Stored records
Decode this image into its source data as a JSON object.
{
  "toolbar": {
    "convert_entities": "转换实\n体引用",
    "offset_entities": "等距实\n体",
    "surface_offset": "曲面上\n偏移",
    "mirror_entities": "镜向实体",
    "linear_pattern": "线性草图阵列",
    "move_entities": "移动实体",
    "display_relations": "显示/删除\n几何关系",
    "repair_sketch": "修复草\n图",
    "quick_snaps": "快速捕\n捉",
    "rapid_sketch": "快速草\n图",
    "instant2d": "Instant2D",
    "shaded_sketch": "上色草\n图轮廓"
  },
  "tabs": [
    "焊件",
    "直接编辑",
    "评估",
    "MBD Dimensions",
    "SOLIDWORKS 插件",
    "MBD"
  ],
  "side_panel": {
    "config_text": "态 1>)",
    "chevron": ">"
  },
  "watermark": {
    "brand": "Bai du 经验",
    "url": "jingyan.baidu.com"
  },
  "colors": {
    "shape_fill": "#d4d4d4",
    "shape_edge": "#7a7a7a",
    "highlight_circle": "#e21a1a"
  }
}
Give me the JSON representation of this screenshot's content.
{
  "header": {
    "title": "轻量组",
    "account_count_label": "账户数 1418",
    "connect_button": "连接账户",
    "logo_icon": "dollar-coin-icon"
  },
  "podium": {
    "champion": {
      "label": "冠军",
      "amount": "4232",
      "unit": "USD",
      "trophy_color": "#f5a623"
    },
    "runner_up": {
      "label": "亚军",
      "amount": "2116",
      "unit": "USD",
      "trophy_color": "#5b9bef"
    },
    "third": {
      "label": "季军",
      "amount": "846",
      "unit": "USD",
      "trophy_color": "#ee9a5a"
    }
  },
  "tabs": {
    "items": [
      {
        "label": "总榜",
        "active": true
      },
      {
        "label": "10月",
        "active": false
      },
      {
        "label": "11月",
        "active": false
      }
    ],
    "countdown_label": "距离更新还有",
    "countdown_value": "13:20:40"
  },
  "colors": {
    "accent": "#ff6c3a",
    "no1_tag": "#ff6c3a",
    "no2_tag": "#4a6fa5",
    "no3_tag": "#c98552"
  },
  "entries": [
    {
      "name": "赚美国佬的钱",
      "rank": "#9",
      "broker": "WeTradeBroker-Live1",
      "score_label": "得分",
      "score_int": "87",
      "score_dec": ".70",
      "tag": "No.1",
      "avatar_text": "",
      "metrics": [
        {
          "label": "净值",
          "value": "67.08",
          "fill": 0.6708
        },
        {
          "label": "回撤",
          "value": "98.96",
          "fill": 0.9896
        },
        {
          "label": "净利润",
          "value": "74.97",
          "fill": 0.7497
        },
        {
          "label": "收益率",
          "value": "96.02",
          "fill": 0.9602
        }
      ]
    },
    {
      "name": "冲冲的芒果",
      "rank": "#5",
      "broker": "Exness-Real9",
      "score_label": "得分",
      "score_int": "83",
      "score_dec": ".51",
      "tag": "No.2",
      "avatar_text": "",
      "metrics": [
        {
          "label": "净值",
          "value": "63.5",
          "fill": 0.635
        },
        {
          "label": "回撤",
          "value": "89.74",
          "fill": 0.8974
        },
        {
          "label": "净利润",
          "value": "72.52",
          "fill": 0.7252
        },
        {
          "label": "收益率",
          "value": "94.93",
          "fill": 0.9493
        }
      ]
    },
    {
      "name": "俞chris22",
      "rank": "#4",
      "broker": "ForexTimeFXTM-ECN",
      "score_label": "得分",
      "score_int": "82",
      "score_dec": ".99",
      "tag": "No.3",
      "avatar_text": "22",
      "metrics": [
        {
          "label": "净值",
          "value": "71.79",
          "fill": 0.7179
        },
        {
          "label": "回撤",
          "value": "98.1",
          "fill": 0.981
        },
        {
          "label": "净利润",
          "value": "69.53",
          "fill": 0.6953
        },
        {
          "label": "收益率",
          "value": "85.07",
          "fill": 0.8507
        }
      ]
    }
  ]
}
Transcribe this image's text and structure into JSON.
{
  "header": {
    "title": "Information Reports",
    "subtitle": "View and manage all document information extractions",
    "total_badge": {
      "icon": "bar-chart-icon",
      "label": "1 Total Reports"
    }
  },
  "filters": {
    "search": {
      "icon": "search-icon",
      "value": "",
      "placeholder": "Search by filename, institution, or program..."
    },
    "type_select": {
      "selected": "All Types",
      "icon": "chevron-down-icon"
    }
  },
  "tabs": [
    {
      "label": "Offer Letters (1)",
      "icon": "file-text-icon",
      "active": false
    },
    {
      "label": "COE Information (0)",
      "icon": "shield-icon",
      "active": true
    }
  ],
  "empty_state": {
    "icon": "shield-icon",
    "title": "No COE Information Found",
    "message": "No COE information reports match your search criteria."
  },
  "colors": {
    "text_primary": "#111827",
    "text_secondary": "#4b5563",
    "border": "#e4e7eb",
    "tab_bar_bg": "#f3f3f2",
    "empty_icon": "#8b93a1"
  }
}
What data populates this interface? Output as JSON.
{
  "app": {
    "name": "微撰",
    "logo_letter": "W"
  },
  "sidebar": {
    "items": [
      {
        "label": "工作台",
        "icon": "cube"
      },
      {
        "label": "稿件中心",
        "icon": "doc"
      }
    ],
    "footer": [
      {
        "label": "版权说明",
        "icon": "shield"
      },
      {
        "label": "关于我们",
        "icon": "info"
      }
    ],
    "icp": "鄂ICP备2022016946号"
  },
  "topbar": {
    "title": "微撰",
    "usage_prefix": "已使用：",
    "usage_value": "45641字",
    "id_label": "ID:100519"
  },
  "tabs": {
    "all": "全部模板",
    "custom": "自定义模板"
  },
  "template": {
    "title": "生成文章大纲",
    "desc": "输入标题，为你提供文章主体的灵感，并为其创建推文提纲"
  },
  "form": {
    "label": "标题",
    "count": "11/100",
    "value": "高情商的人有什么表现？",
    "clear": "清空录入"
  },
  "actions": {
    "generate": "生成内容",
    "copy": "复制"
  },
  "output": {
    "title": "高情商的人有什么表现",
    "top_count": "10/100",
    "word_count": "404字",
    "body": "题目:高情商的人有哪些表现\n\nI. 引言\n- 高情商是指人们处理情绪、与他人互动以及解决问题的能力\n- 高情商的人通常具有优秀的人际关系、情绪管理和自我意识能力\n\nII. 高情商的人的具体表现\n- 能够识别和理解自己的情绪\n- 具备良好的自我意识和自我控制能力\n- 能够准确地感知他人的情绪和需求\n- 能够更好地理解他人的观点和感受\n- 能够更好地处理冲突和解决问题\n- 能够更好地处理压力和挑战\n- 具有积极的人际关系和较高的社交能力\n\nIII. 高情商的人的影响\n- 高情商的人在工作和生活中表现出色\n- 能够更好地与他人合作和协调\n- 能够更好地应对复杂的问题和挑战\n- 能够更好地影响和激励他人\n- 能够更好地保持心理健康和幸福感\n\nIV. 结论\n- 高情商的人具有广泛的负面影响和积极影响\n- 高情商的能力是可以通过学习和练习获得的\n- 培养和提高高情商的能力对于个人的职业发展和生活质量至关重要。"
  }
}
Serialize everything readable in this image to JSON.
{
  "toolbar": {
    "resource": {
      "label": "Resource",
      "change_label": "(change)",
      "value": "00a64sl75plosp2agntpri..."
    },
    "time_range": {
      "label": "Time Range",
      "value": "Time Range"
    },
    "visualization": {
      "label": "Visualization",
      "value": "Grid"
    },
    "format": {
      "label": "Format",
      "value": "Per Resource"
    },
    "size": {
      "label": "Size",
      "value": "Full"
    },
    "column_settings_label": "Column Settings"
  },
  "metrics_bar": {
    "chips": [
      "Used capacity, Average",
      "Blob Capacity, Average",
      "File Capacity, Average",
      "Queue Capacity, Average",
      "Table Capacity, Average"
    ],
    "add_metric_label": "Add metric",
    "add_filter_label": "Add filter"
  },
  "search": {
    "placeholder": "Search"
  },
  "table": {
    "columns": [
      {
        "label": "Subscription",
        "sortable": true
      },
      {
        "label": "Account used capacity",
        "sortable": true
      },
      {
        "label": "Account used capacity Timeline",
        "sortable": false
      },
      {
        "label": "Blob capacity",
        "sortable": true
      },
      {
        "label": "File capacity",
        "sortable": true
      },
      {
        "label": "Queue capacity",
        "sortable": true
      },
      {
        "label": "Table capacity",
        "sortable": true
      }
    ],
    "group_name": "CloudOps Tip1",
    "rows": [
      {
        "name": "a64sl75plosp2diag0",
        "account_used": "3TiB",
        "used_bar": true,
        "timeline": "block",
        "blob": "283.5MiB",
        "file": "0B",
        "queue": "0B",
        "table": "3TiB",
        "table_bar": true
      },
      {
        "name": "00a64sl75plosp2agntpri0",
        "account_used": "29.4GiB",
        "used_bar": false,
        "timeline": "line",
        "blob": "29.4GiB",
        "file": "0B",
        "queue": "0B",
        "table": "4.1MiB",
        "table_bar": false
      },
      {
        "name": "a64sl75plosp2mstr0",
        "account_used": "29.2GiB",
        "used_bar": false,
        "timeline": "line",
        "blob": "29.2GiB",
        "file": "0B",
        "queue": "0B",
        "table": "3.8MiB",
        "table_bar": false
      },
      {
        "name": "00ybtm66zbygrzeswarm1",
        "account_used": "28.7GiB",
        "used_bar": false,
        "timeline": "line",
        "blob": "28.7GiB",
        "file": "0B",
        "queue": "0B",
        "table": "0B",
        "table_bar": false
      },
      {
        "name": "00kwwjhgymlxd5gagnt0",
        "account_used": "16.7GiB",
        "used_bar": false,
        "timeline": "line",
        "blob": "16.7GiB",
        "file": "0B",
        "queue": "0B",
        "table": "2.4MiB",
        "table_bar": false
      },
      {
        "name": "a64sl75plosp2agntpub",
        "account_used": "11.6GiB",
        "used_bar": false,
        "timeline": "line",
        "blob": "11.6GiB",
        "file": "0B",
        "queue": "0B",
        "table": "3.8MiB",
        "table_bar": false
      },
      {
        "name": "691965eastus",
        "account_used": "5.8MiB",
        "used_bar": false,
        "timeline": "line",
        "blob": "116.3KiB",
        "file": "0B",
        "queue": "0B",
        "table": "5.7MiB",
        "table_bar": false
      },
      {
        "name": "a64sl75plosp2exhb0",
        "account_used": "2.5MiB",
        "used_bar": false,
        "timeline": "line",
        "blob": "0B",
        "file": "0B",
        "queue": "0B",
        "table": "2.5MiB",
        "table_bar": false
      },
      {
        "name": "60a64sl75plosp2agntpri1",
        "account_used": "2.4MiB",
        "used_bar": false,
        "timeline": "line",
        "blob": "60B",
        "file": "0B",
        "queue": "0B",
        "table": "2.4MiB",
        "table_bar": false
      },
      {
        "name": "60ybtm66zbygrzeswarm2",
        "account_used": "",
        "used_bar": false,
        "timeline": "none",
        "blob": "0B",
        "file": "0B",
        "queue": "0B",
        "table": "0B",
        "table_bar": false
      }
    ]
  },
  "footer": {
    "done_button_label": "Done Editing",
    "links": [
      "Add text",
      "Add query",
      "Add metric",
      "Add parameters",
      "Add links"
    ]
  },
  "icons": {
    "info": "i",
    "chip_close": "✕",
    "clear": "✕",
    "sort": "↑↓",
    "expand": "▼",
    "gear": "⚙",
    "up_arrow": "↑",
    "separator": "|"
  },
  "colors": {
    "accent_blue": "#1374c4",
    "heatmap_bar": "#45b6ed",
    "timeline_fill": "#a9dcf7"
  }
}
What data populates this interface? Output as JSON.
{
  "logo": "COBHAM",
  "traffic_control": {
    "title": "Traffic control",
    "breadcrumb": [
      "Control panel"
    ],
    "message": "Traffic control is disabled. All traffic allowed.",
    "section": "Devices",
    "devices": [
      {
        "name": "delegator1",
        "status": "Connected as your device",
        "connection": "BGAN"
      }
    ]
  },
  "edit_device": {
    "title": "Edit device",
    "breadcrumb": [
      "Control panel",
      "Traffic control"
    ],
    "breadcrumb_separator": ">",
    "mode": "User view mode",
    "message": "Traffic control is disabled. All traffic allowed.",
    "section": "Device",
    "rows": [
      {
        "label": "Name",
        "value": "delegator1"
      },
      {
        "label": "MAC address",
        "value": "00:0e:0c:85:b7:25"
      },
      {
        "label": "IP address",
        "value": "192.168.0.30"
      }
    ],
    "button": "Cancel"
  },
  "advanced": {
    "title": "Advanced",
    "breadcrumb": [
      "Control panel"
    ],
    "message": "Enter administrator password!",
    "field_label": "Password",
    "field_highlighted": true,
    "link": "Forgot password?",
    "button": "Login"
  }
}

▶ [What needs to be done]: Filter the entries down to the lines with the word "active" in them.

▶ [Answer to this exercise]:
        "active": true
        "active": false
        "active": false
      "active": false
      "active": true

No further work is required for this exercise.